PROBLEM DESCRIPTION:
Could you copy every line from the material below in which "heading" appears?
------ RECORDS PROVIDED
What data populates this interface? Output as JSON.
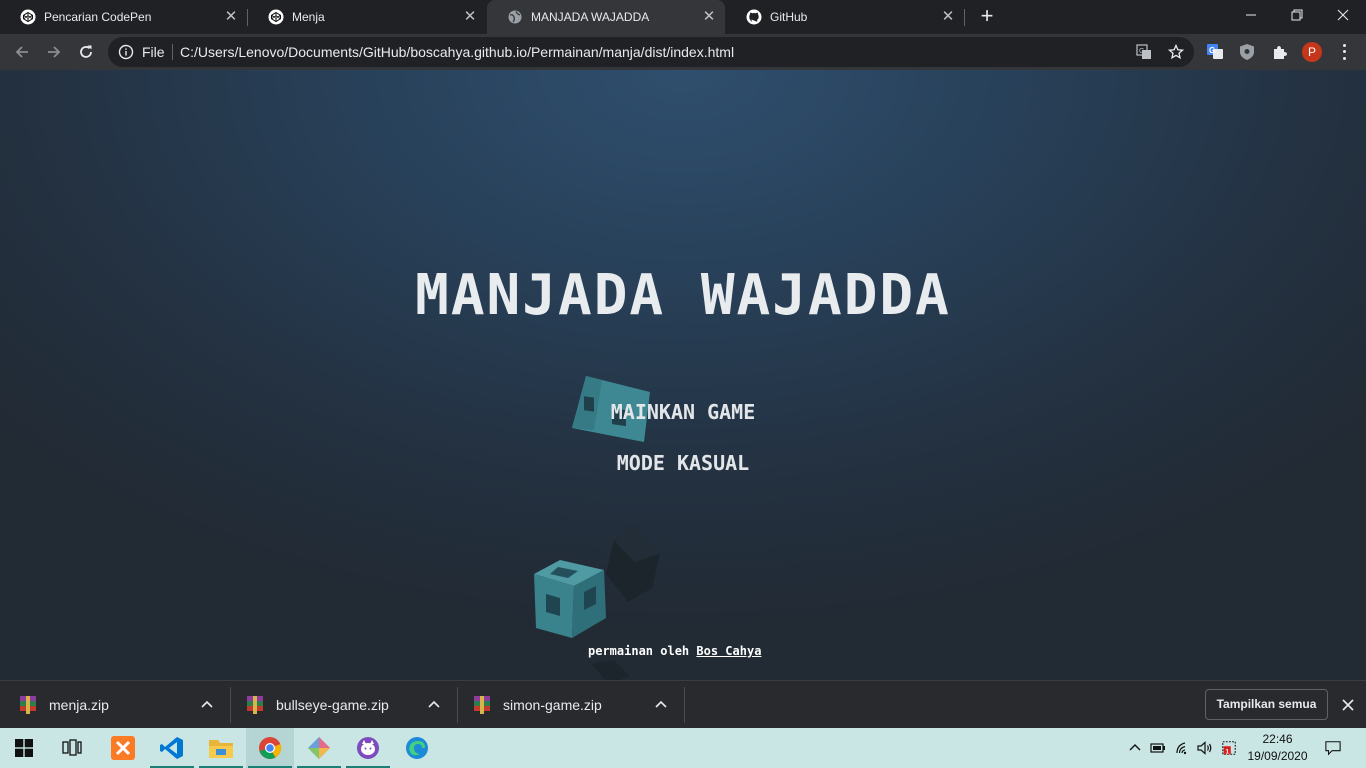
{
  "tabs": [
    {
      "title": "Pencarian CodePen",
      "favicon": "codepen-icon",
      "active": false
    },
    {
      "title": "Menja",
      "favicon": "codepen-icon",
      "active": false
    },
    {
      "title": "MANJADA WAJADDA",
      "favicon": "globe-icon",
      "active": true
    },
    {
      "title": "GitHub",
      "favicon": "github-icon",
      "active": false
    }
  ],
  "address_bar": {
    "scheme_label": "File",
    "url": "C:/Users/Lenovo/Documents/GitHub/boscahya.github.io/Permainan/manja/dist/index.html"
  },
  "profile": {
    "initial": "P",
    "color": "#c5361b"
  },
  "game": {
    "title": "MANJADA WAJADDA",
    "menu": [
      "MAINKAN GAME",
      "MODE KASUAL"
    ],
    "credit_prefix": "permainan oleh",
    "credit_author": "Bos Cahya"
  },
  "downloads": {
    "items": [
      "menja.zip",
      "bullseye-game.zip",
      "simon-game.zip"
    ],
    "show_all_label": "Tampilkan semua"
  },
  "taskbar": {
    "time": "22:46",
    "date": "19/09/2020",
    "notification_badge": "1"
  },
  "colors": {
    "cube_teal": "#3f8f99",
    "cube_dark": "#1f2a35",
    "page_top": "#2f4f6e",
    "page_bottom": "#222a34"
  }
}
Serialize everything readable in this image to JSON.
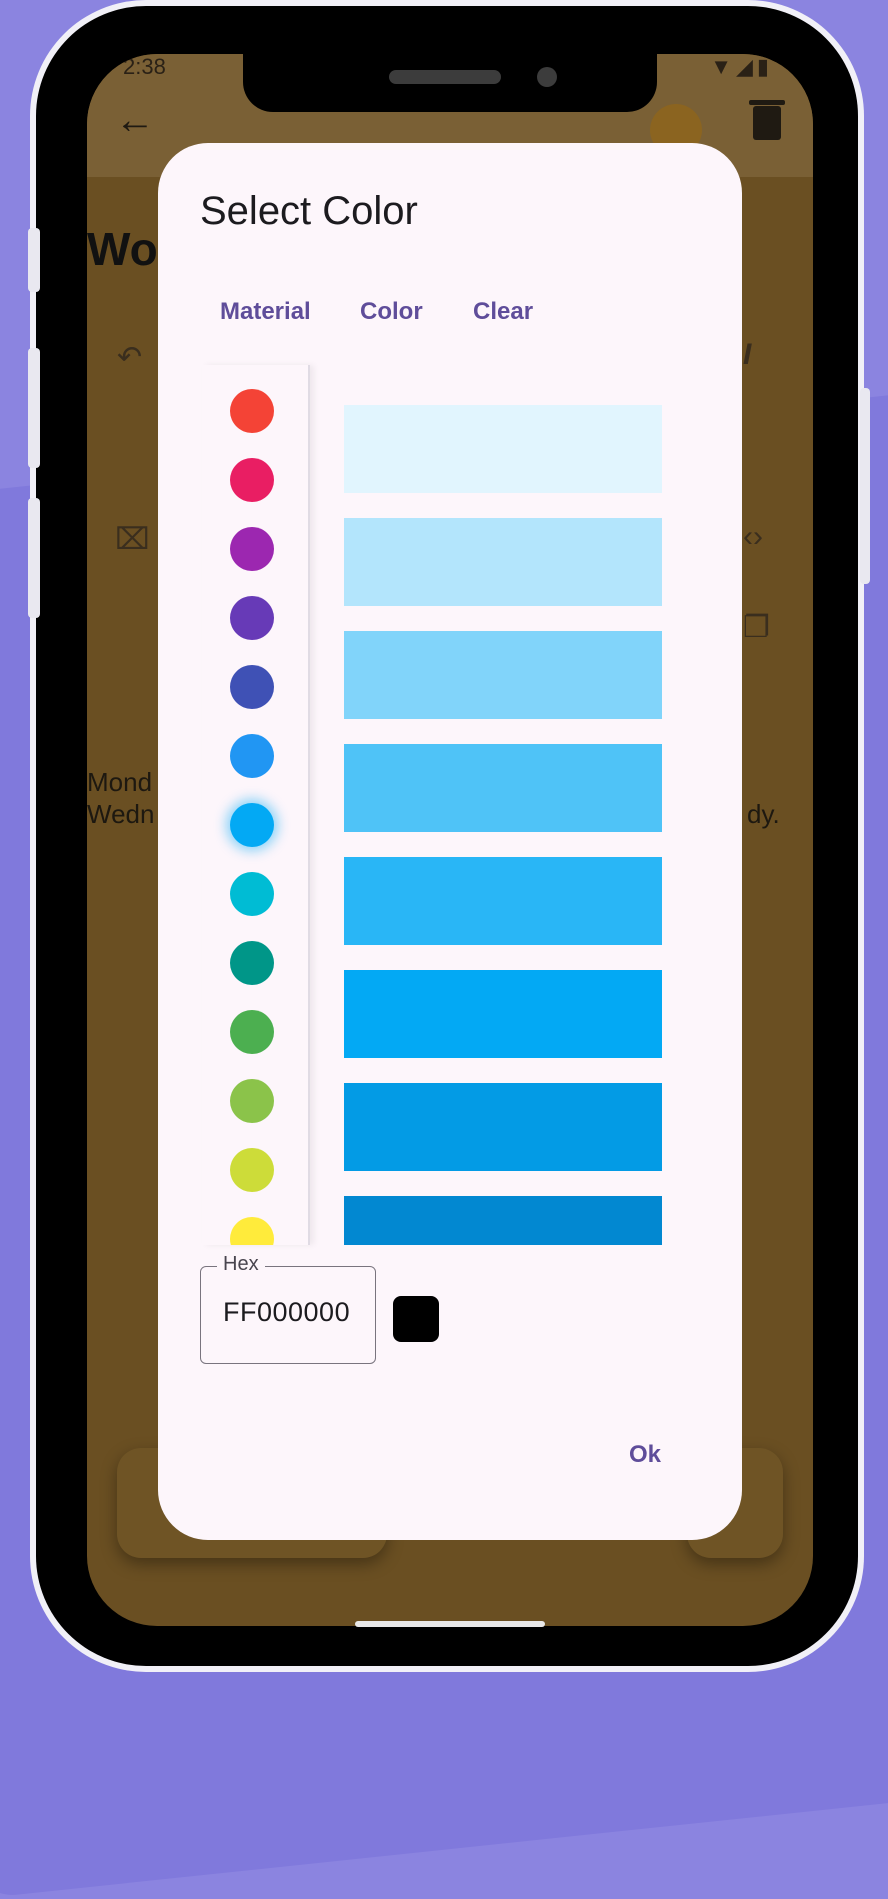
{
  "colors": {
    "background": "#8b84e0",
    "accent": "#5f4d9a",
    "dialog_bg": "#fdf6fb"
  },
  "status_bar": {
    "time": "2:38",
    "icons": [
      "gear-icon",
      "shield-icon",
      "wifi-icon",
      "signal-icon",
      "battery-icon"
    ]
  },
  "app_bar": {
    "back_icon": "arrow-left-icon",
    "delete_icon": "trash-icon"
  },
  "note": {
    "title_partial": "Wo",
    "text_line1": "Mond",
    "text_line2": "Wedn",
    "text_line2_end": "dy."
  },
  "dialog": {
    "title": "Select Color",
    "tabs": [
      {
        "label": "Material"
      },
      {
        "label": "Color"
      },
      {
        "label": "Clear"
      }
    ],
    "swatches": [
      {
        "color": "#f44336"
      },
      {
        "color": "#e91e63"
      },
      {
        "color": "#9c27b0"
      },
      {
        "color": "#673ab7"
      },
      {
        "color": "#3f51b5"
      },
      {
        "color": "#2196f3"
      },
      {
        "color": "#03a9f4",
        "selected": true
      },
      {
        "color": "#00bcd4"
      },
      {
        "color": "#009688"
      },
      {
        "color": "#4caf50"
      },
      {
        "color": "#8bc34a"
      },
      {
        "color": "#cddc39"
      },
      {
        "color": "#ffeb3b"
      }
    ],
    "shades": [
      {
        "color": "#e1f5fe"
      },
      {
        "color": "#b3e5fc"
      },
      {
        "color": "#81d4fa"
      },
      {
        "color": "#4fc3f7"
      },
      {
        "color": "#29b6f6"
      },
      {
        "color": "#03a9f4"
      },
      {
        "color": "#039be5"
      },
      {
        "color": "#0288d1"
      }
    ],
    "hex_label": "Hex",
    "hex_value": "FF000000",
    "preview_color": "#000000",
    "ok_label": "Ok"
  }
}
------------
------ RECORDS PROVIDED
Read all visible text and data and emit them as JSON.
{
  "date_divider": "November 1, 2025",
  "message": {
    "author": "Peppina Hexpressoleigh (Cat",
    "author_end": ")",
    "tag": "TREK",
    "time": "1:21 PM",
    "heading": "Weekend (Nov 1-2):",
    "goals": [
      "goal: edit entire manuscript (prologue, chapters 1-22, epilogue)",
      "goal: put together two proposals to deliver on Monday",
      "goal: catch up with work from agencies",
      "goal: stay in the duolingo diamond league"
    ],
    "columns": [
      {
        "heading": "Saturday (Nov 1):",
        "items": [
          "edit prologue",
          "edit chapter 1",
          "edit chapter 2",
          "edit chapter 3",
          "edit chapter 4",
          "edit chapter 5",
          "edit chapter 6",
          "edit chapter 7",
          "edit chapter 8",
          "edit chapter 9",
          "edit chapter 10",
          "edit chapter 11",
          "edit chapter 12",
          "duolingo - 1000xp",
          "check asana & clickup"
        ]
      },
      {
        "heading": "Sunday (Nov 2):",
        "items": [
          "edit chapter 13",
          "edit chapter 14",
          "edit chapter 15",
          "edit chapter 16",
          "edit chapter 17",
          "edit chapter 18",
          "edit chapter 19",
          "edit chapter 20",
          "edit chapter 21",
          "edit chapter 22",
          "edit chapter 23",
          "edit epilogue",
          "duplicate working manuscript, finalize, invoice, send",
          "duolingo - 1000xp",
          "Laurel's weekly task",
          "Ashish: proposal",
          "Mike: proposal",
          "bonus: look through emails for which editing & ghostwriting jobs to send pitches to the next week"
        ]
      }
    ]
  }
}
------------
ANSWER TO THE EXERCISE:
    "heading": "Weekend (Nov 1-2):",
        "heading": "Saturday (Nov 1):",
        "heading": "Sunday (Nov 2):",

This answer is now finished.